INSTRUCTIONS FOR THE TASK:
Where the word "financing" appears in a line below, copy the whole line.

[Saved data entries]
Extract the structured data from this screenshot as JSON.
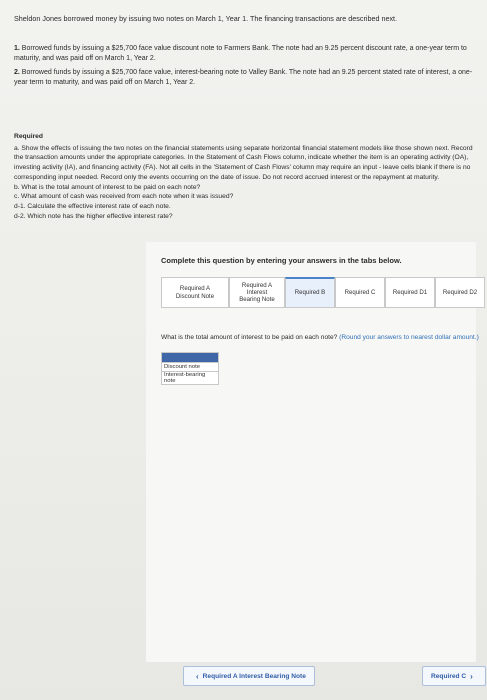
{
  "intro": "Sheldon Jones borrowed money by issuing two notes on March 1, Year 1. The financing transactions are described next.",
  "items": [
    {
      "num": "1.",
      "text": "Borrowed funds by issuing a $25,700 face value discount note to Farmers Bank. The note had an 9.25 percent discount rate, a one-year term to maturity, and was paid off on March 1, Year 2."
    },
    {
      "num": "2.",
      "text": "Borrowed funds by issuing a $25,700 face value, interest-bearing note to Valley Bank. The note had an 9.25 percent stated rate of interest, a one-year term to maturity, and was paid off on March 1, Year 2."
    }
  ],
  "required": {
    "heading": "Required",
    "lines": [
      "a. Show the effects of issuing the two notes on the financial statements using separate horizontal financial statement models like those shown next. Record the transaction amounts under the appropriate categories. In the Statement of Cash Flows column, indicate whether the item is an operating activity (OA), investing activity (IA), and financing activity (FA). Not all cells in the 'Statement of Cash Flows' column may require an input - leave cells blank if there is no corresponding input needed. Record only the events occurring on the date of issue. Do not record accrued interest or the repayment at maturity.",
      "b. What is the total amount of interest to be paid on each note?",
      "c. What amount of cash was received from each note when it was issued?",
      "d-1. Calculate the effective interest rate of each note.",
      "d-2. Which note has the higher effective interest rate?"
    ]
  },
  "complete_label": "Complete this question by entering your answers in the tabs below.",
  "tabs": [
    {
      "label": "Required A Discount Note"
    },
    {
      "label": "Required A Interest Bearing Note"
    },
    {
      "label": "Required B"
    },
    {
      "label": "Required C"
    },
    {
      "label": "Required D1"
    },
    {
      "label": "Required D2"
    }
  ],
  "question": "What is the total amount of interest to be paid on each note?",
  "question_hint": "(Round your answers to nearest dollar amount.)",
  "table_rows": [
    "Discount note",
    "Interest-bearing note"
  ],
  "nav": {
    "prev_label": "Required A Interest Bearing Note",
    "next_label": "Required C"
  },
  "colors": {
    "accent": "#3f67a8",
    "link": "#2f5fa8"
  }
}
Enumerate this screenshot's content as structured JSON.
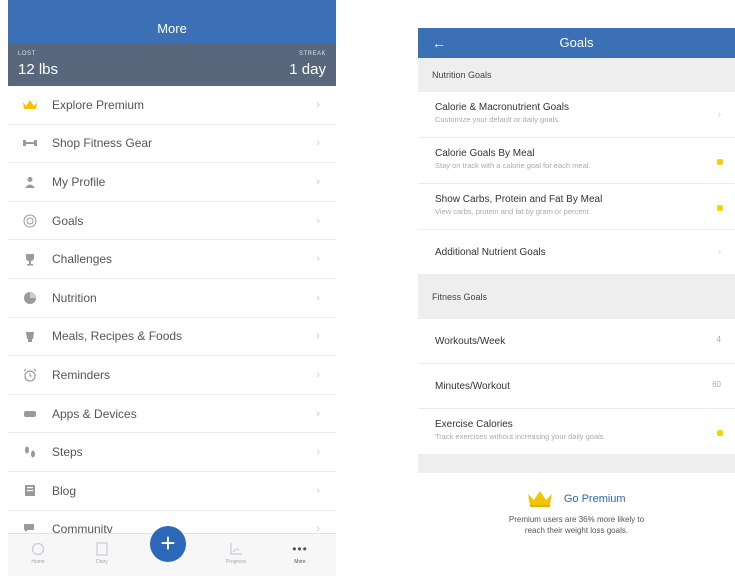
{
  "more_screen": {
    "title": "More",
    "stats": {
      "lost_label": "LOST",
      "lost_value": "12 lbs",
      "streak_label": "STREAK",
      "streak_value": "1 day"
    },
    "menu_items": [
      {
        "label": "Explore Premium",
        "icon": "crown-icon"
      },
      {
        "label": "Shop Fitness Gear",
        "icon": "dumbbell-icon"
      },
      {
        "label": "My Profile",
        "icon": "person-icon"
      },
      {
        "label": "Goals",
        "icon": "target-icon"
      },
      {
        "label": "Challenges",
        "icon": "trophy-icon"
      },
      {
        "label": "Nutrition",
        "icon": "pie-chart-icon"
      },
      {
        "label": "Meals, Recipes & Foods",
        "icon": "food-icon"
      },
      {
        "label": "Reminders",
        "icon": "alarm-clock-icon"
      },
      {
        "label": "Apps & Devices",
        "icon": "devices-icon"
      },
      {
        "label": "Steps",
        "icon": "footsteps-icon"
      },
      {
        "label": "Blog",
        "icon": "blog-icon"
      },
      {
        "label": "Community",
        "icon": "community-icon"
      }
    ],
    "tabbar": {
      "home": "Home",
      "diary": "Diary",
      "add": "+",
      "progress": "Progress",
      "more_icon": "•••",
      "more": "More"
    }
  },
  "goals_screen": {
    "title": "Goals",
    "back": "←",
    "nutrition_header": "Nutrition Goals",
    "nutrition_rows": [
      {
        "title": "Calorie & Macronutrient Goals",
        "subtitle": "Customize your default or daily goals."
      },
      {
        "title": "Calorie Goals By Meal",
        "subtitle": "Stay on track with a calorie goal for each meal."
      },
      {
        "title": "Show Carbs, Protein and Fat By Meal",
        "subtitle": "View carbs, protein and fat by gram or percent."
      },
      {
        "title": "Additional Nutrient Goals"
      }
    ],
    "fitness_header": "Fitness Goals",
    "fitness_rows": [
      {
        "title": "Workouts/Week",
        "value": "4"
      },
      {
        "title": "Minutes/Workout",
        "value": "60"
      },
      {
        "title": "Exercise Calories",
        "subtitle": "Track exercises without increasing your daily goals."
      }
    ],
    "premium": {
      "label": "Go Premium",
      "note_line1": "Premium users are 36% more likely to",
      "note_line2": "reach their weight loss goals."
    }
  },
  "colors": {
    "header_blue": "#3b6fb6",
    "stats_bar": "#58677c",
    "toggle_yellow": "#f2d200",
    "accent": "#2d67b7"
  }
}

YOUR RESPONSE:
  "intro": "Sheldon Jones borrowed money by issuing two notes on March 1, Year 1. The financing transactions are described next.",
      "a. Show the effects of issuing the two notes on the financial statements using separate horizontal financial statement models like those shown next. Record the transaction amounts under the appropriate categories. In the Statement of Cash Flows column, indicate whether the item is an operating activity (OA), investing activity (IA), and financing activity (FA). Not all cells in the 'Statement of Cash Flows' column may require an input - leave cells blank if there is no corresponding input needed. Record only the events occurring on the date of issue. Do not record accrued interest or the repayment at maturity.",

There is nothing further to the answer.